**Given data**
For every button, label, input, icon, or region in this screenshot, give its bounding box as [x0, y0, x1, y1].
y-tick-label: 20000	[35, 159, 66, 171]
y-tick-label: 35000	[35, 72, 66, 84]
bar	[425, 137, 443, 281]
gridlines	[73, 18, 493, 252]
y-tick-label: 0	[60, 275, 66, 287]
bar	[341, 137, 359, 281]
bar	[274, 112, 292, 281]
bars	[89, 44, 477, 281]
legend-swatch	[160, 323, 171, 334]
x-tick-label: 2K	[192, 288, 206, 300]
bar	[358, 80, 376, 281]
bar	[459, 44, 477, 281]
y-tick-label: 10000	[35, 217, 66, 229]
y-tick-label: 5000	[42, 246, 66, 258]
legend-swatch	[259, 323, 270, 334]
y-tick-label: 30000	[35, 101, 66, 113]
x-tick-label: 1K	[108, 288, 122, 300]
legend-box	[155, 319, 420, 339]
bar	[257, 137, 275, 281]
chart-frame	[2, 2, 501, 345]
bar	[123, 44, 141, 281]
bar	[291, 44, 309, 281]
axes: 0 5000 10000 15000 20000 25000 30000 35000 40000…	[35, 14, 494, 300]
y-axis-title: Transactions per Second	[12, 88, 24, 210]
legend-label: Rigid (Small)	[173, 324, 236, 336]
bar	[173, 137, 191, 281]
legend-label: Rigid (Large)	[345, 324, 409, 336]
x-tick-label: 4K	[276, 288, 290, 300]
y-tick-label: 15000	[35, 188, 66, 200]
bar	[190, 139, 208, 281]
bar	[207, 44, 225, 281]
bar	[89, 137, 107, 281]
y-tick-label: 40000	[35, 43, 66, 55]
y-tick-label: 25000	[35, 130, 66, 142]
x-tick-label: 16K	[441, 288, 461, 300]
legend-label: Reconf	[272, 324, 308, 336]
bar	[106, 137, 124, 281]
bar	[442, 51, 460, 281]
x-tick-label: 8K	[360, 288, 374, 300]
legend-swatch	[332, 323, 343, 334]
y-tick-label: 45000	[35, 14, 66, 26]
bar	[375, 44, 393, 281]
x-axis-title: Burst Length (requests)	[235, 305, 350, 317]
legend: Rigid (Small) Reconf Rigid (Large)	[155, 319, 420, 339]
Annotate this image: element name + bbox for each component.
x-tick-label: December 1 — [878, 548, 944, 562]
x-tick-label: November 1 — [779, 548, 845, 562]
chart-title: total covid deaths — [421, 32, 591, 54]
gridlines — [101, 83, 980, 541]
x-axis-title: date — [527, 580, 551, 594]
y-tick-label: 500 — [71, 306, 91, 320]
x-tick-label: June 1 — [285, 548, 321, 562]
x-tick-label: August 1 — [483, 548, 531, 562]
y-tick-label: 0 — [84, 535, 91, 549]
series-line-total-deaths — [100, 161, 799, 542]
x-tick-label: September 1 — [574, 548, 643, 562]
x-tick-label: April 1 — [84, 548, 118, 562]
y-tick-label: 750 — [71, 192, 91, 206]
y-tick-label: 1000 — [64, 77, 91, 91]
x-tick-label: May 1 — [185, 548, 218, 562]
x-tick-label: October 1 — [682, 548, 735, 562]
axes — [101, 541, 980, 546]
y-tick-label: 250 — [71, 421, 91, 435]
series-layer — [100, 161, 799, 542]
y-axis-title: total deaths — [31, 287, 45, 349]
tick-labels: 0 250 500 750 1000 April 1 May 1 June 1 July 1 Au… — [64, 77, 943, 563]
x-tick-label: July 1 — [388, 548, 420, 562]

**Stated problem**
Give every line of the entries above as a Markdown table with the columns Row and Entry text. Skip blank lines, and number the rows in order.

**Result for this exercise**
| Row | Entry text |
|---|---|
| 1 | For every button, label, input, icon, or region in this screenshot, give its bounding box as [x0, y0, x1, y1]. |
| 2 | y-tick-label: 20000	[35, 159, 66, 171] |
| 3 | y-tick-label: 35000	[35, 72, 66, 84] |
| 4 | bar	[425, 137, 443, 281] |
| 5 | gridlines	[73, 18, 493, 252] |
| 6 | y-tick-label: 0	[60, 275, 66, 287] |
| 7 | bar	[341, 137, 359, 281] |
| 8 | bar	[274, 112, 292, 281] |
| 9 | bars	[89, 44, 477, 281] |
| 10 | legend-swatch	[160, 323, 171, 334] |
| 11 | x-tick-label: 2K	[192, 288, 206, 300] |
| 12 | bar	[358, 80, 376, 281] |
| 13 | bar	[459, 44, 477, 281] |
| 14 | y-tick-label: 10000	[35, 217, 66, 229] |
| 15 | y-tick-label: 5000	[42, 246, 66, 258] |
| 16 | legend-swatch	[259, 323, 270, 334] |
| 17 | y-tick-label: 30000	[35, 101, 66, 113] |
| 18 | x-tick-label: 1K	[108, 288, 122, 300] |
| 19 | legend-box	[155, 319, 420, 339] |
| 20 | bar	[257, 137, 275, 281] |
| 21 | chart-frame	[2, 2, 501, 345] |
| 22 | bar	[123, 44, 141, 281] |
| 23 | bar	[291, 44, 309, 281] |
| 24 | axes: 0 5000 10000 15000 20000 25000 30000 35000 40000…	[35, 14, 494, 300] |
| 25 | y-axis-title: Transactions per Second	[12, 88, 24, 210] |
| 26 | legend-label: Rigid (Small)	[173, 324, 236, 336] |
| 27 | bar	[173, 137, 191, 281] |
| 28 | legend-label: Rigid (Large)	[345, 324, 409, 336] |
| 29 | x-tick-label: 4K	[276, 288, 290, 300] |
| 30 | y-tick-label: 15000	[35, 188, 66, 200] |
| 31 | bar	[190, 139, 208, 281] |
| 32 | bar	[207, 44, 225, 281] |
| 33 | bar	[89, 137, 107, 281] |
| 34 | y-tick-label: 40000	[35, 43, 66, 55] |
| 35 | y-tick-label: 25000	[35, 130, 66, 142] |
| 36 | x-tick-label: 16K	[441, 288, 461, 300] |
| 37 | legend-label: Reconf	[272, 324, 308, 336] |
| 38 | bar	[106, 137, 124, 281] |
| 39 | bar	[442, 51, 460, 281] |
| 40 | x-tick-label: 8K	[360, 288, 374, 300] |
| 41 | legend-swatch	[332, 323, 343, 334] |
| 42 | y-tick-label: 45000	[35, 14, 66, 26] |
| 43 | bar	[375, 44, 393, 281] |
| 44 | x-axis-title: Burst Length (requests)	[235, 305, 350, 317] |
| 45 | legend: Rigid (Small) Reconf Rigid (Large)	[155, 319, 420, 339] |
| 46 | Annotate this image: element name + bbox for each component. |
| 47 | x-tick-label: December 1 — [878, 548, 944, 562] |
| 48 | x-tick-label: November 1 — [779, 548, 845, 562] |
| 49 | chart-title: total covid deaths — [421, 32, 591, 54] |
| 50 | gridlines — [101, 83, 980, 541] |
| 51 | x-axis-title: date — [527, 580, 551, 594] |
| 52 | y-tick-label: 500 — [71, 306, 91, 320] |
| 53 | x-tick-label: June 1 — [285, 548, 321, 562] |
| 54 | x-tick-label: August 1 — [483, 548, 531, 562] |
| 55 | y-tick-label: 0 — [84, 535, 91, 549] |
| 56 | series-line-total-deaths — [100, 161, 799, 542] |
| 57 | x-tick-label: September 1 — [574, 548, 643, 562] |
| 58 | x-tick-label: April 1 — [84, 548, 118, 562] |
| 59 | y-tick-label: 750 — [71, 192, 91, 206] |
| 60 | y-tick-label: 1000 — [64, 77, 91, 91] |
| 61 | x-tick-label: May 1 — [185, 548, 218, 562] |
| 62 | x-tick-label: October 1 — [682, 548, 735, 562] |
| 63 | axes — [101, 541, 980, 546] |
| 64 | y-tick-label: 250 — [71, 421, 91, 435] |
| 65 | series-layer — [100, 161, 799, 542] |
| 66 | y-axis-title: total deaths — [31, 287, 45, 349] |
| 67 | tick-labels: 0 250 500 750 1000 April 1 May 1 June 1 July 1 Au… — [64, 77, 943, 563] |
| 68 | x-tick-label: July 1 — [388, 548, 420, 562] |